WHAT THIS TASK INVOLVES =
Below are the records; collect from them each line containing the string "name".

** Start **

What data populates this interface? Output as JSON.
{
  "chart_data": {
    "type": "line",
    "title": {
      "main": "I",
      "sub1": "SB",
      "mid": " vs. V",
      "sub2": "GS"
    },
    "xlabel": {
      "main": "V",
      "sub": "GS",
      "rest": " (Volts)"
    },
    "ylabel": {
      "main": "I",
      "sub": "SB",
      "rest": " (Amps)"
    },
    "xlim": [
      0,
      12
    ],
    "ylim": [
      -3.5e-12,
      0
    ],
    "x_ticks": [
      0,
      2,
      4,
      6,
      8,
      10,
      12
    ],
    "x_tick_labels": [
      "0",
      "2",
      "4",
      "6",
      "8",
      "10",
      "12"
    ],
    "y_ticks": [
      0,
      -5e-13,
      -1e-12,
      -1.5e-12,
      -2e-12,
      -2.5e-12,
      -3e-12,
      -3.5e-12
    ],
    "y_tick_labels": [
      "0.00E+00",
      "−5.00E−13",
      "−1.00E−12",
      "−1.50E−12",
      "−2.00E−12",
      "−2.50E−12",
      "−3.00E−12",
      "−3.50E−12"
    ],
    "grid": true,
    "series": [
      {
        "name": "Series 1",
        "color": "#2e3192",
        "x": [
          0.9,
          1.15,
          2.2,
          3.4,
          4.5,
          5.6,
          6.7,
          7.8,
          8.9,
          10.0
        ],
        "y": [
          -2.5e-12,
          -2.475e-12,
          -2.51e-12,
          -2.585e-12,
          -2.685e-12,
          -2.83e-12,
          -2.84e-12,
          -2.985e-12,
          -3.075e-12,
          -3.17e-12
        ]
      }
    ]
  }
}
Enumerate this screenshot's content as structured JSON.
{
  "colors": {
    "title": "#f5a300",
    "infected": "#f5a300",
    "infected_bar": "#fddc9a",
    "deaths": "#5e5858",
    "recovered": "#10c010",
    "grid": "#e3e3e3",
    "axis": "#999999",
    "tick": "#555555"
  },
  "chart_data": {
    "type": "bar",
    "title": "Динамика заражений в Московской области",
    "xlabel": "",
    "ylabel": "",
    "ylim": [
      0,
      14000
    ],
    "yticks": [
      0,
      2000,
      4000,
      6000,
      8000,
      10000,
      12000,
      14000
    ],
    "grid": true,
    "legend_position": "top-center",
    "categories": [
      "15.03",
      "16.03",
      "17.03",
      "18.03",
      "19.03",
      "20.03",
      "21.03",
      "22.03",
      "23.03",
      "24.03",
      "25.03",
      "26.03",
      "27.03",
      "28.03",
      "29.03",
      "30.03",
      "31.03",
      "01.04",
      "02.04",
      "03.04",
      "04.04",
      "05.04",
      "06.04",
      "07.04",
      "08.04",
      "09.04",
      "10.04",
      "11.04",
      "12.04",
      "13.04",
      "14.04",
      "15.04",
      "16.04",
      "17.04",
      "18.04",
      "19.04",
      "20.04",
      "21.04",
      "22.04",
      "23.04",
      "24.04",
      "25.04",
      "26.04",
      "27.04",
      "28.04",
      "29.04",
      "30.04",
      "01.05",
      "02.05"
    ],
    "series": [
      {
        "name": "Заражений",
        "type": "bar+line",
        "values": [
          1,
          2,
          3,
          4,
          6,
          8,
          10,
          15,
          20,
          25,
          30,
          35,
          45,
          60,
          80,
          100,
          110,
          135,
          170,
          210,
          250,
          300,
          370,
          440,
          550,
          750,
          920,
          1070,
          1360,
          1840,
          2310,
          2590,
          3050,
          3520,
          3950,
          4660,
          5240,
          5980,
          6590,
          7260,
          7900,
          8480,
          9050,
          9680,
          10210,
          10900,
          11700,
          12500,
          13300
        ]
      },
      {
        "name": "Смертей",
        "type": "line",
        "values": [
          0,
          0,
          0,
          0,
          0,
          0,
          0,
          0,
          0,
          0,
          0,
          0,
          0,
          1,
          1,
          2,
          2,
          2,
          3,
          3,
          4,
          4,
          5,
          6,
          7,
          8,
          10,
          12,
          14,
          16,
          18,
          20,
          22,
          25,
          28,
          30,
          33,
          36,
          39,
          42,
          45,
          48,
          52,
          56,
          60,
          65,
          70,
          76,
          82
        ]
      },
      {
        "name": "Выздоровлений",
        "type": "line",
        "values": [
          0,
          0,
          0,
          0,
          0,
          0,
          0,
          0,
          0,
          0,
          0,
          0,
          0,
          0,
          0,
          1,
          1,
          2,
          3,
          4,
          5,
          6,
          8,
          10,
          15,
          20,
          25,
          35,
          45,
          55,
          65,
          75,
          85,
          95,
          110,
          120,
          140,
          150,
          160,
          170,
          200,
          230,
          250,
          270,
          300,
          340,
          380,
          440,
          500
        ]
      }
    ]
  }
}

** End **

SOLUTION TO THIS EXERCISE =
        "name": "Series 1",
        "name": "Заражений",
        "name": "Смертей",
        "name": "Выздоровлений",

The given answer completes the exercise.